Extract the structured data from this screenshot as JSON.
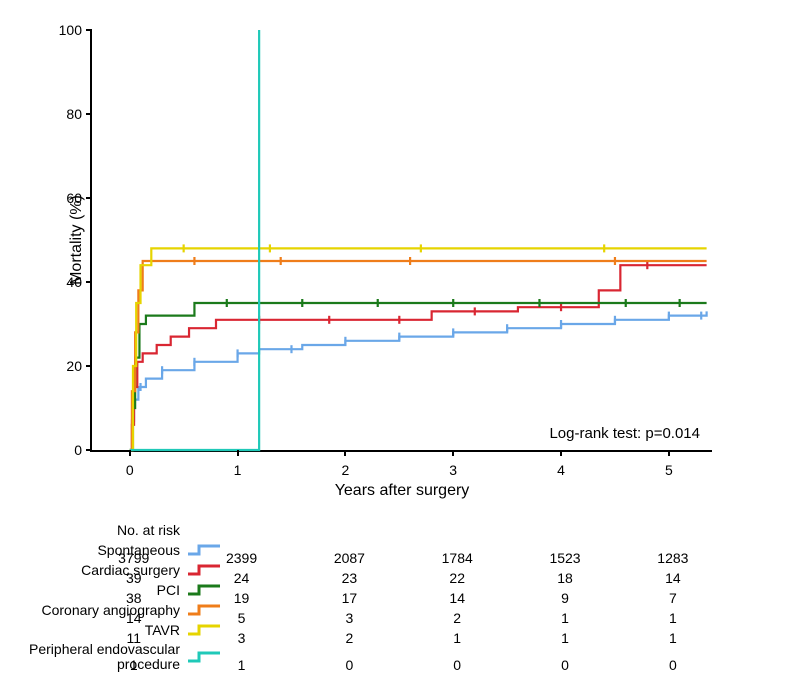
{
  "chart": {
    "type": "kaplan-meier-step",
    "background_color": "#ffffff",
    "axis_color": "#000000",
    "line_width": 2.2,
    "marker_line_width": 2.2,
    "x_axis": {
      "title": "Years after surgery",
      "ticks": [
        0,
        1,
        2,
        3,
        4,
        5
      ],
      "tick_labels": [
        "0",
        "1",
        "2",
        "3",
        "4",
        "5"
      ],
      "lim": [
        -0.35,
        5.4
      ],
      "title_fontsize": 16,
      "tick_fontsize": 14
    },
    "y_axis": {
      "title": "Mortality (%)",
      "ticks": [
        0,
        20,
        40,
        60,
        80,
        100
      ],
      "tick_labels": [
        "0",
        "20",
        "40",
        "60",
        "80",
        "100"
      ],
      "lim": [
        0,
        100
      ],
      "title_fontsize": 16,
      "tick_fontsize": 14
    },
    "annotation": {
      "text": "Log-rank test: p=0.014",
      "fontsize": 15
    },
    "series": [
      {
        "name": "Spontaneous",
        "color": "#6aa7e8",
        "points": [
          [
            0,
            0
          ],
          [
            0.02,
            7
          ],
          [
            0.04,
            12
          ],
          [
            0.08,
            15
          ],
          [
            0.15,
            17
          ],
          [
            0.3,
            19
          ],
          [
            0.6,
            21
          ],
          [
            1.0,
            23
          ],
          [
            1.2,
            24
          ],
          [
            1.6,
            25
          ],
          [
            2.0,
            26
          ],
          [
            2.5,
            27
          ],
          [
            3.0,
            28
          ],
          [
            3.5,
            29
          ],
          [
            4.0,
            30
          ],
          [
            4.5,
            31
          ],
          [
            5.0,
            32
          ],
          [
            5.35,
            33
          ]
        ],
        "marker_xs": [
          0.1,
          0.3,
          0.6,
          1.0,
          1.5,
          2.0,
          2.5,
          3.0,
          3.5,
          4.0,
          4.5,
          5.0,
          5.3
        ]
      },
      {
        "name": "Cardiac surgery",
        "color": "#d92632",
        "points": [
          [
            0,
            0
          ],
          [
            0.02,
            6
          ],
          [
            0.04,
            15
          ],
          [
            0.07,
            21
          ],
          [
            0.12,
            23
          ],
          [
            0.25,
            25
          ],
          [
            0.38,
            27
          ],
          [
            0.55,
            29
          ],
          [
            0.8,
            31
          ],
          [
            2.7,
            31
          ],
          [
            2.8,
            33
          ],
          [
            3.5,
            33
          ],
          [
            3.6,
            34
          ],
          [
            4.25,
            34
          ],
          [
            4.35,
            38
          ],
          [
            4.5,
            38
          ],
          [
            4.55,
            44
          ],
          [
            5.35,
            44
          ]
        ],
        "marker_xs": [
          1.2,
          1.85,
          2.5,
          3.2,
          4.0,
          4.8
        ]
      },
      {
        "name": "PCI",
        "color": "#1b7a1b",
        "points": [
          [
            0,
            0
          ],
          [
            0.03,
            10
          ],
          [
            0.05,
            22
          ],
          [
            0.09,
            30
          ],
          [
            0.15,
            32
          ],
          [
            0.55,
            32
          ],
          [
            0.6,
            35
          ],
          [
            5.35,
            35
          ]
        ],
        "marker_xs": [
          0.9,
          1.6,
          2.3,
          3.0,
          3.8,
          4.6,
          5.1
        ]
      },
      {
        "name": "Coronary angiography",
        "color": "#ef7d1a",
        "points": [
          [
            0,
            0
          ],
          [
            0.02,
            14
          ],
          [
            0.05,
            28
          ],
          [
            0.08,
            38
          ],
          [
            0.12,
            45
          ],
          [
            5.35,
            45
          ]
        ],
        "marker_xs": [
          0.6,
          1.4,
          2.6,
          4.5
        ]
      },
      {
        "name": "TAVR",
        "color": "#e6d400",
        "points": [
          [
            0,
            0
          ],
          [
            0.03,
            20
          ],
          [
            0.06,
            35
          ],
          [
            0.1,
            44
          ],
          [
            0.2,
            48
          ],
          [
            5.35,
            48
          ]
        ],
        "marker_xs": [
          0.5,
          1.3,
          2.7,
          4.4
        ]
      },
      {
        "name": "Peripheral endovascular procedure",
        "color": "#1fc9b8",
        "points": [
          [
            0,
            0
          ],
          [
            1.2,
            0
          ],
          [
            1.2,
            100
          ]
        ],
        "marker_xs": []
      }
    ]
  },
  "risk_table": {
    "header": "No. at risk",
    "timepoints": [
      0,
      1,
      2,
      3,
      4,
      5
    ],
    "rows": [
      {
        "label": "Spontaneous",
        "color": "#6aa7e8",
        "values": [
          "3799",
          "2399",
          "2087",
          "1784",
          "1523",
          "1283"
        ]
      },
      {
        "label": "Cardiac surgery",
        "color": "#d92632",
        "values": [
          "39",
          "24",
          "23",
          "22",
          "18",
          "14"
        ]
      },
      {
        "label": "PCI",
        "color": "#1b7a1b",
        "values": [
          "38",
          "19",
          "17",
          "14",
          "9",
          "7"
        ]
      },
      {
        "label": "Coronary angiography",
        "color": "#ef7d1a",
        "values": [
          "14",
          "5",
          "3",
          "2",
          "1",
          "1"
        ]
      },
      {
        "label": "TAVR",
        "color": "#e6d400",
        "values": [
          "11",
          "3",
          "2",
          "1",
          "1",
          "1"
        ]
      },
      {
        "label": "Peripheral endovascular procedure",
        "color": "#1fc9b8",
        "values": [
          "1",
          "1",
          "0",
          "0",
          "0",
          "0"
        ]
      }
    ]
  }
}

#### What the exercise asks
Copy all the lines of data exactly as they appear, dropping any images.

#### Solution to the exercise
Extract the structured data from this screenshot as JSON.
{
  "chart": {
    "type": "kaplan-meier-step",
    "background_color": "#ffffff",
    "axis_color": "#000000",
    "line_width": 2.2,
    "marker_line_width": 2.2,
    "x_axis": {
      "title": "Years after surgery",
      "ticks": [
        0,
        1,
        2,
        3,
        4,
        5
      ],
      "tick_labels": [
        "0",
        "1",
        "2",
        "3",
        "4",
        "5"
      ],
      "lim": [
        -0.35,
        5.4
      ],
      "title_fontsize": 16,
      "tick_fontsize": 14
    },
    "y_axis": {
      "title": "Mortality (%)",
      "ticks": [
        0,
        20,
        40,
        60,
        80,
        100
      ],
      "tick_labels": [
        "0",
        "20",
        "40",
        "60",
        "80",
        "100"
      ],
      "lim": [
        0,
        100
      ],
      "title_fontsize": 16,
      "tick_fontsize": 14
    },
    "annotation": {
      "text": "Log-rank test: p=0.014",
      "fontsize": 15
    },
    "series": [
      {
        "name": "Spontaneous",
        "color": "#6aa7e8",
        "points": [
          [
            0,
            0
          ],
          [
            0.02,
            7
          ],
          [
            0.04,
            12
          ],
          [
            0.08,
            15
          ],
          [
            0.15,
            17
          ],
          [
            0.3,
            19
          ],
          [
            0.6,
            21
          ],
          [
            1.0,
            23
          ],
          [
            1.2,
            24
          ],
          [
            1.6,
            25
          ],
          [
            2.0,
            26
          ],
          [
            2.5,
            27
          ],
          [
            3.0,
            28
          ],
          [
            3.5,
            29
          ],
          [
            4.0,
            30
          ],
          [
            4.5,
            31
          ],
          [
            5.0,
            32
          ],
          [
            5.35,
            33
          ]
        ],
        "marker_xs": [
          0.1,
          0.3,
          0.6,
          1.0,
          1.5,
          2.0,
          2.5,
          3.0,
          3.5,
          4.0,
          4.5,
          5.0,
          5.3
        ]
      },
      {
        "name": "Cardiac surgery",
        "color": "#d92632",
        "points": [
          [
            0,
            0
          ],
          [
            0.02,
            6
          ],
          [
            0.04,
            15
          ],
          [
            0.07,
            21
          ],
          [
            0.12,
            23
          ],
          [
            0.25,
            25
          ],
          [
            0.38,
            27
          ],
          [
            0.55,
            29
          ],
          [
            0.8,
            31
          ],
          [
            2.7,
            31
          ],
          [
            2.8,
            33
          ],
          [
            3.5,
            33
          ],
          [
            3.6,
            34
          ],
          [
            4.25,
            34
          ],
          [
            4.35,
            38
          ],
          [
            4.5,
            38
          ],
          [
            4.55,
            44
          ],
          [
            5.35,
            44
          ]
        ],
        "marker_xs": [
          1.2,
          1.85,
          2.5,
          3.2,
          4.0,
          4.8
        ]
      },
      {
        "name": "PCI",
        "color": "#1b7a1b",
        "points": [
          [
            0,
            0
          ],
          [
            0.03,
            10
          ],
          [
            0.05,
            22
          ],
          [
            0.09,
            30
          ],
          [
            0.15,
            32
          ],
          [
            0.55,
            32
          ],
          [
            0.6,
            35
          ],
          [
            5.35,
            35
          ]
        ],
        "marker_xs": [
          0.9,
          1.6,
          2.3,
          3.0,
          3.8,
          4.6,
          5.1
        ]
      },
      {
        "name": "Coronary angiography",
        "color": "#ef7d1a",
        "points": [
          [
            0,
            0
          ],
          [
            0.02,
            14
          ],
          [
            0.05,
            28
          ],
          [
            0.08,
            38
          ],
          [
            0.12,
            45
          ],
          [
            5.35,
            45
          ]
        ],
        "marker_xs": [
          0.6,
          1.4,
          2.6,
          4.5
        ]
      },
      {
        "name": "TAVR",
        "color": "#e6d400",
        "points": [
          [
            0,
            0
          ],
          [
            0.03,
            20
          ],
          [
            0.06,
            35
          ],
          [
            0.1,
            44
          ],
          [
            0.2,
            48
          ],
          [
            5.35,
            48
          ]
        ],
        "marker_xs": [
          0.5,
          1.3,
          2.7,
          4.4
        ]
      },
      {
        "name": "Peripheral endovascular procedure",
        "color": "#1fc9b8",
        "points": [
          [
            0,
            0
          ],
          [
            1.2,
            0
          ],
          [
            1.2,
            100
          ]
        ],
        "marker_xs": []
      }
    ]
  },
  "risk_table": {
    "header": "No. at risk",
    "timepoints": [
      0,
      1,
      2,
      3,
      4,
      5
    ],
    "rows": [
      {
        "label": "Spontaneous",
        "color": "#6aa7e8",
        "values": [
          "3799",
          "2399",
          "2087",
          "1784",
          "1523",
          "1283"
        ]
      },
      {
        "label": "Cardiac surgery",
        "color": "#d92632",
        "values": [
          "39",
          "24",
          "23",
          "22",
          "18",
          "14"
        ]
      },
      {
        "label": "PCI",
        "color": "#1b7a1b",
        "values": [
          "38",
          "19",
          "17",
          "14",
          "9",
          "7"
        ]
      },
      {
        "label": "Coronary angiography",
        "color": "#ef7d1a",
        "values": [
          "14",
          "5",
          "3",
          "2",
          "1",
          "1"
        ]
      },
      {
        "label": "TAVR",
        "color": "#e6d400",
        "values": [
          "11",
          "3",
          "2",
          "1",
          "1",
          "1"
        ]
      },
      {
        "label": "Peripheral endovascular procedure",
        "color": "#1fc9b8",
        "values": [
          "1",
          "1",
          "0",
          "0",
          "0",
          "0"
        ]
      }
    ]
  }
}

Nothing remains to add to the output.